▶ _Lista de tarefas_:
A - Imprima sem nenhuma alteração as linhas das entradas, começando na primeira delas e terminando na linha que contém "Extract all elements with their positions. The image is w=960", incluindo as duas.
B - Dê continuidade ao texto sobre o documentário do festival a partir da última frase apresentada.

▶ _Texto fornecido_:
Quem me dera agora eu tivesse um festival para cantar
Com um formato simples - entrevistas e imagens de arquivo - o documentário acerta ao ter uma proposta objetiva: retratar um acontecimento, dentro de seu contexto histórico. O diretor Ricardo Calil lembra o conselho de João Moreira Salles, produtor do filme pela Videofilmes : "se você quer fazer um filme sobre o correio, você faz o filme sobre uma carta". Graças à parceria com a Record Entrenimento, o filme traz cenas das entrevistas nos bastidores e as apresentações na íntegra e remasterizadas, transformando a sala de cinema no teatro Record daquela noite. É de se observar, no entanto, que apesar daquele festival envolver nomes como a apresentadora Cidinha Campos, a cantora Maria Medalha (intérprete junto a Edu Lobo na música vencedora "Ponteio"), Elis Regina e Nara Leão - que embora não tenham se apresentado naquela final foram importantes nomes da música brasileira-, nenhuma mulher é entrevistada no filme.

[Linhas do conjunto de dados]
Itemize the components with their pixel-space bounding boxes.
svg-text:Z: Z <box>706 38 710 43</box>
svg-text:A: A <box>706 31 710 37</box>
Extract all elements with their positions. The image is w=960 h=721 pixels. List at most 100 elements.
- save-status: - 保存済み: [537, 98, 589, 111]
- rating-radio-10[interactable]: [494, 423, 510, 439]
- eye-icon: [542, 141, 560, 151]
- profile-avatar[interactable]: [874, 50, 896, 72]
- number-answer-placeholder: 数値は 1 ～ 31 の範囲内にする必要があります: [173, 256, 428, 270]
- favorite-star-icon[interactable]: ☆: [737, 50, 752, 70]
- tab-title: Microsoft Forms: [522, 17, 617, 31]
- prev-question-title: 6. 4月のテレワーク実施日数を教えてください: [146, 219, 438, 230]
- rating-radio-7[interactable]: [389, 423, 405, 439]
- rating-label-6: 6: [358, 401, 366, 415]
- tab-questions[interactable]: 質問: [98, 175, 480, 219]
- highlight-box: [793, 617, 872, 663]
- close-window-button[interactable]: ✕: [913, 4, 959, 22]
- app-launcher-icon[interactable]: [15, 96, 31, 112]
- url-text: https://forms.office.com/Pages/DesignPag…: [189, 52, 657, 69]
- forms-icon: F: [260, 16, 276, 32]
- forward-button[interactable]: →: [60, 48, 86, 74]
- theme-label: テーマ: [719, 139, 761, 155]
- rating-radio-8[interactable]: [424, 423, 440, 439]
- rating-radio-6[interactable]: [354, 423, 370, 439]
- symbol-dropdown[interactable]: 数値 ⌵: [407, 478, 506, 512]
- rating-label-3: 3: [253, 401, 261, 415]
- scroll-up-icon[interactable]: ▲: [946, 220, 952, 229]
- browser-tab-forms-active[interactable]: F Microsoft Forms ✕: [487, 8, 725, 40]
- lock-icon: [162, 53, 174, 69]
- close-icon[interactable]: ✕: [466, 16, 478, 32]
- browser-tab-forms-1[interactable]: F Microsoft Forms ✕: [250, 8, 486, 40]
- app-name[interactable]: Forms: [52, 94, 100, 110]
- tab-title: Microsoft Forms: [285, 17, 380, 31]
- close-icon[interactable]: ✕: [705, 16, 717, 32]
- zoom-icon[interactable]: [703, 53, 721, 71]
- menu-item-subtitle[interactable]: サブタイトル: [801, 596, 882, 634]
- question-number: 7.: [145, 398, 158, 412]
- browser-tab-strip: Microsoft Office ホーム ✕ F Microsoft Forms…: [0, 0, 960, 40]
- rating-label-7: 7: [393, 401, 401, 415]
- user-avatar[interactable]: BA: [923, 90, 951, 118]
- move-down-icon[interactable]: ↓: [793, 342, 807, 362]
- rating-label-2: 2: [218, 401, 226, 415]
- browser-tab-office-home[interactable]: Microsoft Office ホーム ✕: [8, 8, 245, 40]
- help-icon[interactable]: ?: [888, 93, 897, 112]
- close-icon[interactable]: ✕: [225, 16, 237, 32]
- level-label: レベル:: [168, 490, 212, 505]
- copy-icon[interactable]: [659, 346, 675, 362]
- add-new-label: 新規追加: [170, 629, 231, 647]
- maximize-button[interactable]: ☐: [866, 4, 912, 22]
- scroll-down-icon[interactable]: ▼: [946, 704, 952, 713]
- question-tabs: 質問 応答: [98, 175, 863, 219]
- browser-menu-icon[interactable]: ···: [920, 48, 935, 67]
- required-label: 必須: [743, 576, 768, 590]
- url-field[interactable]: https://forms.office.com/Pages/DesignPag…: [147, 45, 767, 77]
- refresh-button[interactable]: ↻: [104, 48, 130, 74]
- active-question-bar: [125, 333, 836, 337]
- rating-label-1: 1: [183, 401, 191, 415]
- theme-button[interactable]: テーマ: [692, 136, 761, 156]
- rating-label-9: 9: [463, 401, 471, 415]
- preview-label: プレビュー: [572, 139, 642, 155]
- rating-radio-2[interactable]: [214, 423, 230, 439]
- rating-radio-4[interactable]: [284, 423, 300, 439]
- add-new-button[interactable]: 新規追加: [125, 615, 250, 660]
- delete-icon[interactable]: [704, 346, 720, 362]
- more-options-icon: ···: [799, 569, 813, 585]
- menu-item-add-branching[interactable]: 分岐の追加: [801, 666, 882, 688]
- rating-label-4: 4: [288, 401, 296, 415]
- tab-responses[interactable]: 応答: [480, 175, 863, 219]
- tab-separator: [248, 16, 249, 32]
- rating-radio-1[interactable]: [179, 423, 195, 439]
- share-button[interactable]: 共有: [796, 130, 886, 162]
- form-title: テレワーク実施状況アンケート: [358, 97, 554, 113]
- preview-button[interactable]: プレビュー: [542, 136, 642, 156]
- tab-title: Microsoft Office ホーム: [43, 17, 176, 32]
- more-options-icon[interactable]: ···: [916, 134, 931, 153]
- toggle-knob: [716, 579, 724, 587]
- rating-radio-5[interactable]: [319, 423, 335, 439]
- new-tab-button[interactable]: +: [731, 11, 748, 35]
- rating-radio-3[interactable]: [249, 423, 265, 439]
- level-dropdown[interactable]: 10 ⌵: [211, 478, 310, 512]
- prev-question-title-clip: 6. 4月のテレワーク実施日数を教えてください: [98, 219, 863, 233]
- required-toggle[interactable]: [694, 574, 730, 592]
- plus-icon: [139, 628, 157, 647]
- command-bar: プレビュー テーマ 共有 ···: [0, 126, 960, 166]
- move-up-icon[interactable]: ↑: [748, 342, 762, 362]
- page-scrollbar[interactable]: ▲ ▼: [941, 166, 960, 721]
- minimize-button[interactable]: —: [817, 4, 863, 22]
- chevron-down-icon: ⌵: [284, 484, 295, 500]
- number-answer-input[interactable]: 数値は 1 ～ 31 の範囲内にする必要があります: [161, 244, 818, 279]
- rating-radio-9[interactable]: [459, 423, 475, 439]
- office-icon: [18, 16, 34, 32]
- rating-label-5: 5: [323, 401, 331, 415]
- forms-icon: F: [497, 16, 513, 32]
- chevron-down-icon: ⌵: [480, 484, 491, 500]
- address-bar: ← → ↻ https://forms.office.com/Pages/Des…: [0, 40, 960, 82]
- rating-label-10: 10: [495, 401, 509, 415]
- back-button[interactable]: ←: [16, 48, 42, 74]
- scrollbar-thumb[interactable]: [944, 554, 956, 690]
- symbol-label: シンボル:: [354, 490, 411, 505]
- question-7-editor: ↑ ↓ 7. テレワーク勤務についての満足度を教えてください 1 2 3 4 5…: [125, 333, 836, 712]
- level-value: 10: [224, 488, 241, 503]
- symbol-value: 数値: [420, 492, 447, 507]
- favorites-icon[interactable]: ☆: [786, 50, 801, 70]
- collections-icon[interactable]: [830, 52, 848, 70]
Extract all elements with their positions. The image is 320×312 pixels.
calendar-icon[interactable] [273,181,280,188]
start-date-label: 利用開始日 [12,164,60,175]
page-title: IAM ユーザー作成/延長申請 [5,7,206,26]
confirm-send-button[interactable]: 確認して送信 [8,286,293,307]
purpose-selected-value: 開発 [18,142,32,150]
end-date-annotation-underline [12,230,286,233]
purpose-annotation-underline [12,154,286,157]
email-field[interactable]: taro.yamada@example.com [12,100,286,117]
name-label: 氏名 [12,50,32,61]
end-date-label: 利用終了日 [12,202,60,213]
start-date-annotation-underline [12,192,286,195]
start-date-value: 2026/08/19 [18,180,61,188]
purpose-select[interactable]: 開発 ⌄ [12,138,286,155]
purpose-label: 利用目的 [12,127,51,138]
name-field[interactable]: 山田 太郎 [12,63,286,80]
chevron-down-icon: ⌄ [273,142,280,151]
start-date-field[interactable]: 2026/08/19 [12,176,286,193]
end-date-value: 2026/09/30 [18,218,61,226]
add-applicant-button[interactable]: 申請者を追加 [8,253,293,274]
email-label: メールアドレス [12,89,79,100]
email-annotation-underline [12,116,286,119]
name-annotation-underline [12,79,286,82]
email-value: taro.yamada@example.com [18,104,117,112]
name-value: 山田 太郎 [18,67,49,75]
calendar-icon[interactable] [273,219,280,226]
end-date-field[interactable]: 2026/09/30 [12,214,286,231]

▶ _Respostas em ordem_:
A -
Itemize the components with their pixel-space bounding boxes.
svg-text:Z: Z <box>706 38 710 43</box>
svg-text:A: A <box>706 31 710 37</box>
Extract all elements with their positions. The image is w=960 h=721 pixels. List at most 100 elements.

B -
O filme leva o espectador de volta a década de 1960, quando a Guerra Fria trazia o embate entre o modelo capitalista e o socialista e, acreditando-se próxima a um governo de esquerda, as bandeiras da juventude ganhavam ares de “revolução”. A chegada da ditadura militar em 64 foi um balde de água fria para os militantes que depositaram suas esperanças em ver o “povo” no poder. Por um lado, a repressão do governo fez calar aqueles que atrapalhavam os interesses do regime e, por outro, possibilitou a consolidação no país de uma indústria cultural nos moldes norte-americanos. Enquanto Roberto Carlos e a Jovem Guarda embalavam as tardes de domingo de grande parte da juventude daquela época, artistas considerados engajados, como Geraldo Vandré, Chico Buarque e Edu Lobo, intensificavam o processo de nacionalização e politização na chamada música popular. Porém, se alguns consideravam qualquer influência cultural estrangeira uma ameaça à resistência ao regime militas, os baianos mostraram no Rio de Janeiro que a sociedade poderia ser um pouco mais complexa, misturando berimbau com guitarras elétricas e propondo um estilo musical que deu novos rumos à música brasileira naquele momento.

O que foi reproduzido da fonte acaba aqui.